PROVIDED ENTRIES
»»

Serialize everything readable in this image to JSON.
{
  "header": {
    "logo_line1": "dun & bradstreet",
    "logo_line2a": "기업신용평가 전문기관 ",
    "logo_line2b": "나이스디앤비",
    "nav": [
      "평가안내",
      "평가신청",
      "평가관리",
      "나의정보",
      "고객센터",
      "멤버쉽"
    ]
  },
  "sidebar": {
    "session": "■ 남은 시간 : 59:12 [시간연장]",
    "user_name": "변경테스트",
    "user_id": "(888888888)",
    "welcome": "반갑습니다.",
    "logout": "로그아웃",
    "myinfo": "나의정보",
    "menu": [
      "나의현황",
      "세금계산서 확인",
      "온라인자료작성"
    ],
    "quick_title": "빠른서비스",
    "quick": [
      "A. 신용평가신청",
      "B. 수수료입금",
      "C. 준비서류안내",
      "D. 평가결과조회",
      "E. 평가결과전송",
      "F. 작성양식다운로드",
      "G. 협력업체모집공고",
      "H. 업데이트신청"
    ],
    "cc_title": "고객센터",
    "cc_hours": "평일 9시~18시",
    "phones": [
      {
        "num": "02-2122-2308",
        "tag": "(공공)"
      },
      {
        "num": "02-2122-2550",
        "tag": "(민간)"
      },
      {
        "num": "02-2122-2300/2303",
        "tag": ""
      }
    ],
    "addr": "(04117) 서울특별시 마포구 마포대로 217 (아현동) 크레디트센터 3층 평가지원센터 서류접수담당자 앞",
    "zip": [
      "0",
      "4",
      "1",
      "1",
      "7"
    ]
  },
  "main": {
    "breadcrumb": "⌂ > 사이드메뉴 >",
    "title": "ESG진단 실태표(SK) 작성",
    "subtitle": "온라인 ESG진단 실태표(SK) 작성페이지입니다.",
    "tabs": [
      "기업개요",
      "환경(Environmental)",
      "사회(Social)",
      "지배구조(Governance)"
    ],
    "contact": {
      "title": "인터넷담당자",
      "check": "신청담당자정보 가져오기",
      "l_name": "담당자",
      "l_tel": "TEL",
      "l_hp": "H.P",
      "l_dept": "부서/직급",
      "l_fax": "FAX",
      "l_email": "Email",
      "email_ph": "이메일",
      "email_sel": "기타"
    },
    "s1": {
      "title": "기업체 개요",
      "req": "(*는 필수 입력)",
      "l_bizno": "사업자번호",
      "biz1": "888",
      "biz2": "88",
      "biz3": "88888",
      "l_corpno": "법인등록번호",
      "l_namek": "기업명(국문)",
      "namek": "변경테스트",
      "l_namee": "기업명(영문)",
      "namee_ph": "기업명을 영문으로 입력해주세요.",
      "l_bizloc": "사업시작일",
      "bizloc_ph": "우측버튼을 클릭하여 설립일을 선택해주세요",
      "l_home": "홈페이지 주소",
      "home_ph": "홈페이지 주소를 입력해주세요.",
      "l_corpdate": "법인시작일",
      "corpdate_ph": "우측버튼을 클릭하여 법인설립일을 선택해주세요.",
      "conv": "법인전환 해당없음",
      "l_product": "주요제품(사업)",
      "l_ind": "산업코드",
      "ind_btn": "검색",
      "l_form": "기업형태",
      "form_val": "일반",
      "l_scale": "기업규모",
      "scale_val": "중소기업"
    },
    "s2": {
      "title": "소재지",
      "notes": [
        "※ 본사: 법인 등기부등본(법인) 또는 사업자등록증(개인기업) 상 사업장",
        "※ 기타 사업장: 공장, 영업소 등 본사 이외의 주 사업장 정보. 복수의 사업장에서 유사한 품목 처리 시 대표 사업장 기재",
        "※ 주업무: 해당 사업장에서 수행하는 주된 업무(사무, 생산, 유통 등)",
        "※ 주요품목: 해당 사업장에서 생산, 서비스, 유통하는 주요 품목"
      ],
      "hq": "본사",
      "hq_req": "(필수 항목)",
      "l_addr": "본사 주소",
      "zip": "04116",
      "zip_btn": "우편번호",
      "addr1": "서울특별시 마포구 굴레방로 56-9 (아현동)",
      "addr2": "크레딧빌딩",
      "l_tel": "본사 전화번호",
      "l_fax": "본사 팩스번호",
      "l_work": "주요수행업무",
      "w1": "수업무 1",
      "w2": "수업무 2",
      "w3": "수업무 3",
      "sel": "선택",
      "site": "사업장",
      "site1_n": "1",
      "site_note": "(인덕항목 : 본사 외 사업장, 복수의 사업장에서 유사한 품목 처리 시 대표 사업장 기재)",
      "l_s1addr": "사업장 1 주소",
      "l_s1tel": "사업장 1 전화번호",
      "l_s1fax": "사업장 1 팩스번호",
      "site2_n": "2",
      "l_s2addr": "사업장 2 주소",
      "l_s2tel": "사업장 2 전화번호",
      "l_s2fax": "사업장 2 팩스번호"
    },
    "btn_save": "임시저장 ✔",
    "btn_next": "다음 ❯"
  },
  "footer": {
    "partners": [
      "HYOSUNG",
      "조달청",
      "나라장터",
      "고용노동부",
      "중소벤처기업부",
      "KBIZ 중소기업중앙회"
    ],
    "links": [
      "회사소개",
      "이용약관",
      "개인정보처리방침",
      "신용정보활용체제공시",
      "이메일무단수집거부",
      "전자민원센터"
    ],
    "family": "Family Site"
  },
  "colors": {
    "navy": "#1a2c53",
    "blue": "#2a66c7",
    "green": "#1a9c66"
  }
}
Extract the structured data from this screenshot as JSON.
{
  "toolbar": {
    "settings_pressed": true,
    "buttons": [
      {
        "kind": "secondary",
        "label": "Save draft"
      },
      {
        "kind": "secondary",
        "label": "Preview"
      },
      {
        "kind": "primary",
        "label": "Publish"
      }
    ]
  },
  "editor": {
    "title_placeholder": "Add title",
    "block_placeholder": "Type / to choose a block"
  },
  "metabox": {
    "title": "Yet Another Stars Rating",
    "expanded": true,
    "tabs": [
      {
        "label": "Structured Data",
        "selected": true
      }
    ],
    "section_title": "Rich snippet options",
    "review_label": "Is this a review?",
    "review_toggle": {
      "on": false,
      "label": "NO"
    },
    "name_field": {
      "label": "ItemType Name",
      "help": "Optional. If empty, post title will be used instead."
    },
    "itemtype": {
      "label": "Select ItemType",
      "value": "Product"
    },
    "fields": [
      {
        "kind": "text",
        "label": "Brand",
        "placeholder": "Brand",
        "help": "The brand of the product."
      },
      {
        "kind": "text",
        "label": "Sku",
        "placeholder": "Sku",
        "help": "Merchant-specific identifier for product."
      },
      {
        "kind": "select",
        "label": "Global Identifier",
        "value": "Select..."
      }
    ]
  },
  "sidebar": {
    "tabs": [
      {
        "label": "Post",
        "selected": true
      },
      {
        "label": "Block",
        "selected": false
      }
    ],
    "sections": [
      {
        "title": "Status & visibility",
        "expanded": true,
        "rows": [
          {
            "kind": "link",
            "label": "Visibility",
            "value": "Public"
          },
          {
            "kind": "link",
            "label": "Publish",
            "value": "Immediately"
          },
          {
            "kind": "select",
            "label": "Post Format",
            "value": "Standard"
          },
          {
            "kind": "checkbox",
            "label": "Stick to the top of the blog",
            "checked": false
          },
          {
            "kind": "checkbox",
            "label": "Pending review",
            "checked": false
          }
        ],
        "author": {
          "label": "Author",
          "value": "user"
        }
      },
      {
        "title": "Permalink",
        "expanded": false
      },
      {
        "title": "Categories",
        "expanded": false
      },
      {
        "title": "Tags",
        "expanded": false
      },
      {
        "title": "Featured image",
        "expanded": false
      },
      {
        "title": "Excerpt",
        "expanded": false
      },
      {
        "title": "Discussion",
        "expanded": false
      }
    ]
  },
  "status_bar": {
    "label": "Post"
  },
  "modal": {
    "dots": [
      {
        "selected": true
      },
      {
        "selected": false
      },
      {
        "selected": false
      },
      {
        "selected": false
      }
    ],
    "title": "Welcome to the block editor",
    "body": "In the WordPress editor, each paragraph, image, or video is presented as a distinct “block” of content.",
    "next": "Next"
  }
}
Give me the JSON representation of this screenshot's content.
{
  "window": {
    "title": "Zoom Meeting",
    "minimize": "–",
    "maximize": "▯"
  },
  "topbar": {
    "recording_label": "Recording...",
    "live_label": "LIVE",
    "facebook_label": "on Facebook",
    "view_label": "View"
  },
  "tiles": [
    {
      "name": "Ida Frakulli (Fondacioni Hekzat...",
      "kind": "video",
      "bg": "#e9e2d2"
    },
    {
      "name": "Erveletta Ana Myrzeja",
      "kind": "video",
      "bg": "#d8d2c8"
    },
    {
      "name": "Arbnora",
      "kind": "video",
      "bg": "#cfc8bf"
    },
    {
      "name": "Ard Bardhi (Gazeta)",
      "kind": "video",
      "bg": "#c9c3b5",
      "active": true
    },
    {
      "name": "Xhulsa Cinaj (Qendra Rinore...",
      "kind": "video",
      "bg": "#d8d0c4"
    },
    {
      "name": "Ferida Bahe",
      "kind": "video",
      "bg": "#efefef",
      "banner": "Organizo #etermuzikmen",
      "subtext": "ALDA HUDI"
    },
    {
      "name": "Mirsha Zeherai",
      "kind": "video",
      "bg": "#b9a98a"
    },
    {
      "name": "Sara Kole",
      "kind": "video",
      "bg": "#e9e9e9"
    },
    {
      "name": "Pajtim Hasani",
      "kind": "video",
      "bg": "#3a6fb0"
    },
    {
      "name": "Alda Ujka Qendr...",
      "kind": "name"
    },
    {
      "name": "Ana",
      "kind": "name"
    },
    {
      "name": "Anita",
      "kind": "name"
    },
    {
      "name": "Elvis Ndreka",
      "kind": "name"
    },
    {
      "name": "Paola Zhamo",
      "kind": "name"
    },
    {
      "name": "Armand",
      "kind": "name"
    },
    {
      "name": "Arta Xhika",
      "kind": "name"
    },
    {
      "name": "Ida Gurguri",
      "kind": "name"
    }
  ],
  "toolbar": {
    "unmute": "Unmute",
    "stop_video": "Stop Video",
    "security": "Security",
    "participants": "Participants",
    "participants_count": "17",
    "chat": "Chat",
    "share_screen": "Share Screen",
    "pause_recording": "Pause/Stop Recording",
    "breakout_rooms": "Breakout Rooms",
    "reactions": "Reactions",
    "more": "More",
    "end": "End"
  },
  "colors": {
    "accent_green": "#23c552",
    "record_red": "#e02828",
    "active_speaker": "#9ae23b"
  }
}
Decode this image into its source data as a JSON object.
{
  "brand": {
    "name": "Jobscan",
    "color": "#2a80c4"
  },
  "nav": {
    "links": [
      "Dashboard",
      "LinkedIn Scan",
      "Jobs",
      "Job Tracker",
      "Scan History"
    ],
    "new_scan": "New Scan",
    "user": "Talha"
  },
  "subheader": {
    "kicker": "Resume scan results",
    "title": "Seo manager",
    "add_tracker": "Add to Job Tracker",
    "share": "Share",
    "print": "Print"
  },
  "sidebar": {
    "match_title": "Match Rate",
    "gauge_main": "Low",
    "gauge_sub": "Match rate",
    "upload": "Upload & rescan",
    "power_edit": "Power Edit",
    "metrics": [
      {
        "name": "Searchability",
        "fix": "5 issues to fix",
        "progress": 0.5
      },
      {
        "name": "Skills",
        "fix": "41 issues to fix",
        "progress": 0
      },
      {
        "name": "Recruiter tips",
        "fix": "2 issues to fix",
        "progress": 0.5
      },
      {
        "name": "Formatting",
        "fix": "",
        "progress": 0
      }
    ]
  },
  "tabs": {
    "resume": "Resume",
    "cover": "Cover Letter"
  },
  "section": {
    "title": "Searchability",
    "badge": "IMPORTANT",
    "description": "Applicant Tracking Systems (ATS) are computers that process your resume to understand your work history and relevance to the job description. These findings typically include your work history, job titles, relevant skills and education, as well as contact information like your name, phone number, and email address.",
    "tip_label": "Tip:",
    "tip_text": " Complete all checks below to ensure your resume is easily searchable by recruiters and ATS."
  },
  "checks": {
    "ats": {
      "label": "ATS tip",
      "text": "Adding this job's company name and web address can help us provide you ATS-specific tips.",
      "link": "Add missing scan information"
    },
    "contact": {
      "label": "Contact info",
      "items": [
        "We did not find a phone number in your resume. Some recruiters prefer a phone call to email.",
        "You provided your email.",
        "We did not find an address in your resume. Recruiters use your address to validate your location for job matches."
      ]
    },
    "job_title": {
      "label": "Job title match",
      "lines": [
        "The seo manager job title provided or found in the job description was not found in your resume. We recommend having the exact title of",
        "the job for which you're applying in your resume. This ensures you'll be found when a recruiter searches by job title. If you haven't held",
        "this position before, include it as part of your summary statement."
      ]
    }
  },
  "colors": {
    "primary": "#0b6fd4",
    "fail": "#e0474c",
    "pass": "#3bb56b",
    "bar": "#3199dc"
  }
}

««

TASK TO COMPLETE
Collect each line holding the string "Share".

WRITTEN RESPONSE
    "share_screen": "Share Screen",
    "share": "Share",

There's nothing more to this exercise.